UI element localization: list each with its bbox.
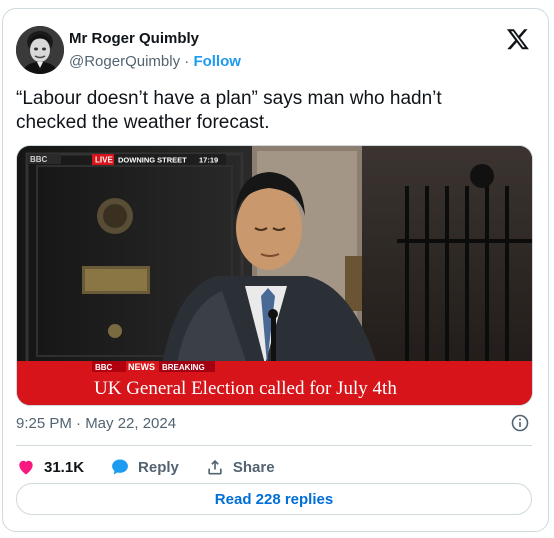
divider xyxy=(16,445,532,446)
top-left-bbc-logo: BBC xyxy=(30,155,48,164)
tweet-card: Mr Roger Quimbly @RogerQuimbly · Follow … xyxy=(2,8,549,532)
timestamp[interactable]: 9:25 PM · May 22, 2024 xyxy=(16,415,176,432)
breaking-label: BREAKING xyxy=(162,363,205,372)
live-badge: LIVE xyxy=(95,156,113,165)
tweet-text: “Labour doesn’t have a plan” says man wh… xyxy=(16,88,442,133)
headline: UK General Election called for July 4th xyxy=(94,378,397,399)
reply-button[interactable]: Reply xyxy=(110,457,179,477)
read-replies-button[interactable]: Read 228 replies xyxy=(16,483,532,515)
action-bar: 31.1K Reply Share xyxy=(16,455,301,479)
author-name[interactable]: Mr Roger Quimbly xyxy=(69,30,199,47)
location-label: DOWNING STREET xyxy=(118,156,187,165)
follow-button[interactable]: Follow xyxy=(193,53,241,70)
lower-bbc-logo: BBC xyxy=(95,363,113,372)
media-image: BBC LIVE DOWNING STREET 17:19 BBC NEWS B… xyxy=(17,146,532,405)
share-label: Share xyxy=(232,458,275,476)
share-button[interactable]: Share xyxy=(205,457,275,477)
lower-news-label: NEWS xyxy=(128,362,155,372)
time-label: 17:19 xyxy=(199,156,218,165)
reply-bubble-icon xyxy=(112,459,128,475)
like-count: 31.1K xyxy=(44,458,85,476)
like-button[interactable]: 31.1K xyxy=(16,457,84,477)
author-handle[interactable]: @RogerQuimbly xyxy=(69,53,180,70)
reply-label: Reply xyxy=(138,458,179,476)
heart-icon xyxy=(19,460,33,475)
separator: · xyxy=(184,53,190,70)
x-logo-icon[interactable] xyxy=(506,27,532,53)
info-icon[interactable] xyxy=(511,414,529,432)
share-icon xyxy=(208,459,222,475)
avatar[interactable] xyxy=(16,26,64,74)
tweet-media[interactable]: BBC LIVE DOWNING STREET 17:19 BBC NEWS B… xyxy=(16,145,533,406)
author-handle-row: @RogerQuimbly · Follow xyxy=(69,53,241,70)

※ ※ ※

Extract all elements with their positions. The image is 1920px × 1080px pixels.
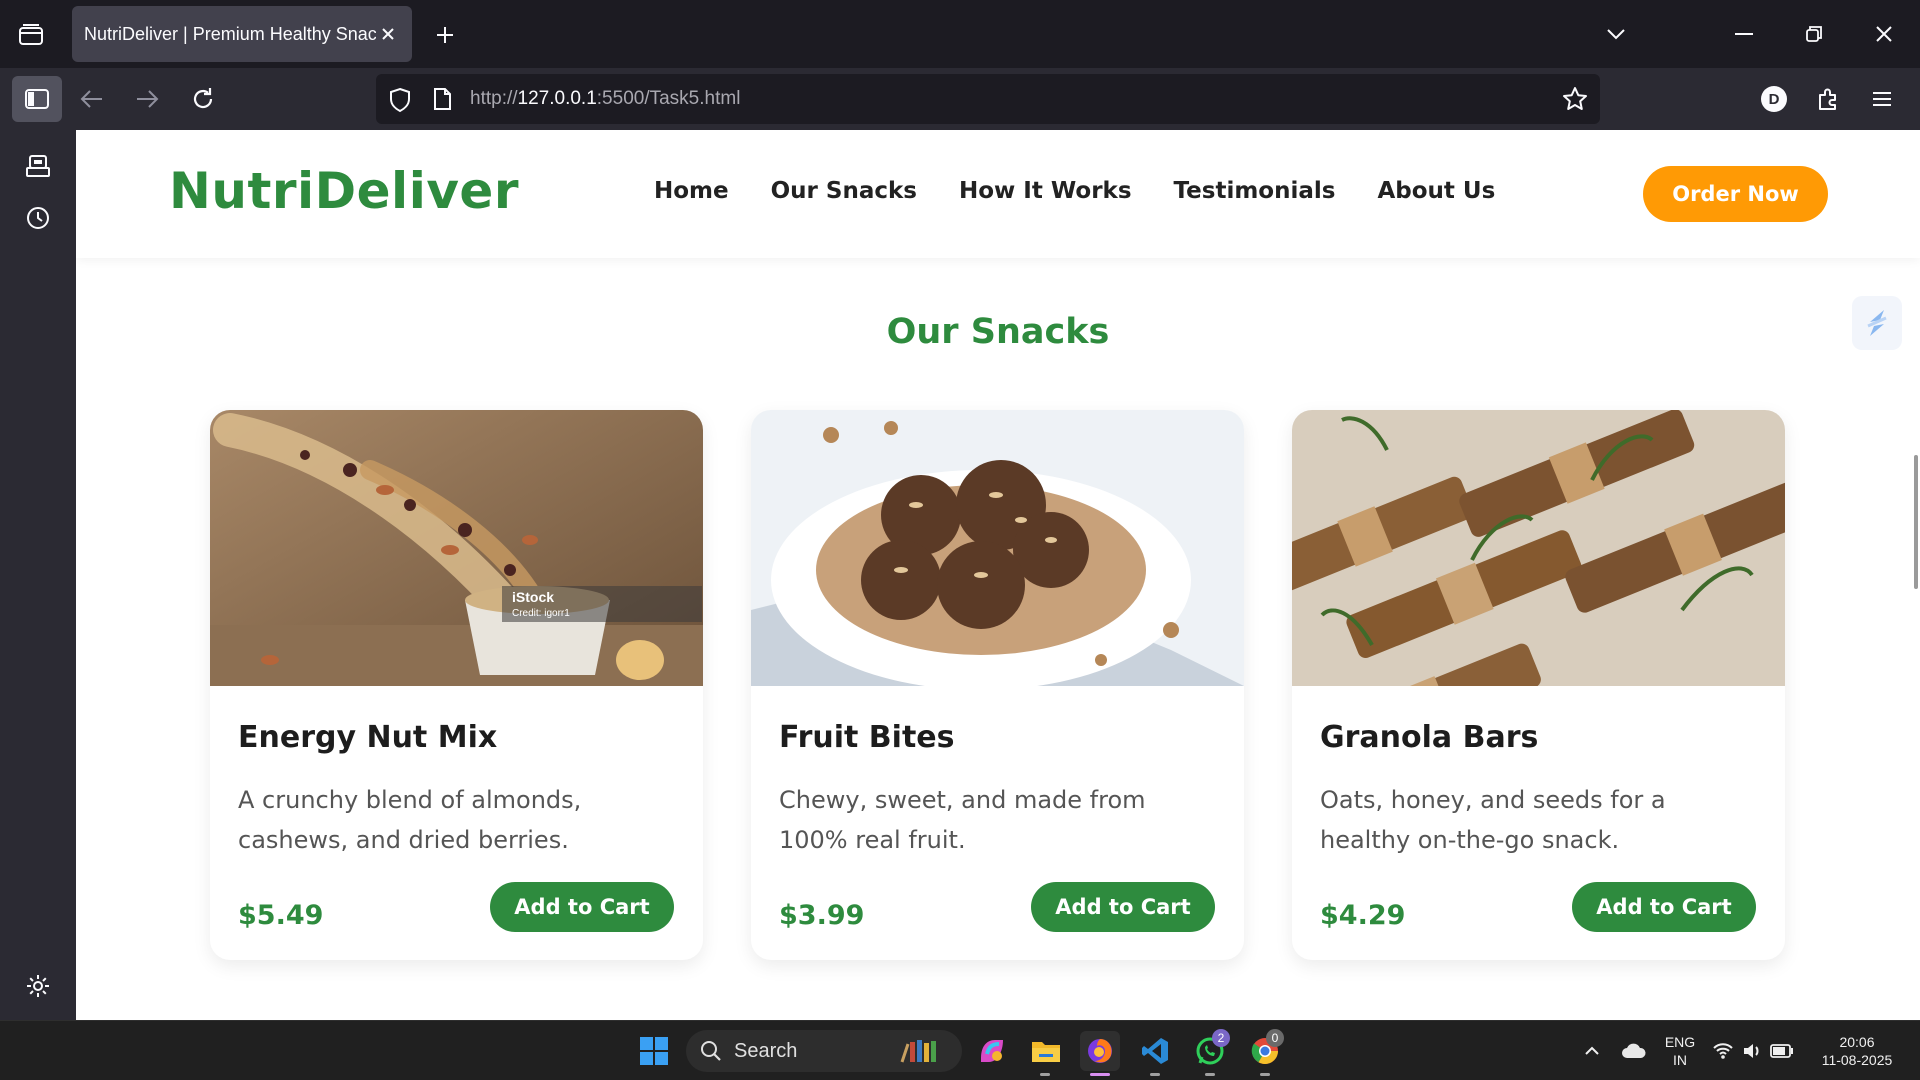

※ ※ ※

Please tally how many lines above contain the string "image", treating uppercase and lowercase as different, and reply with the number alone.

2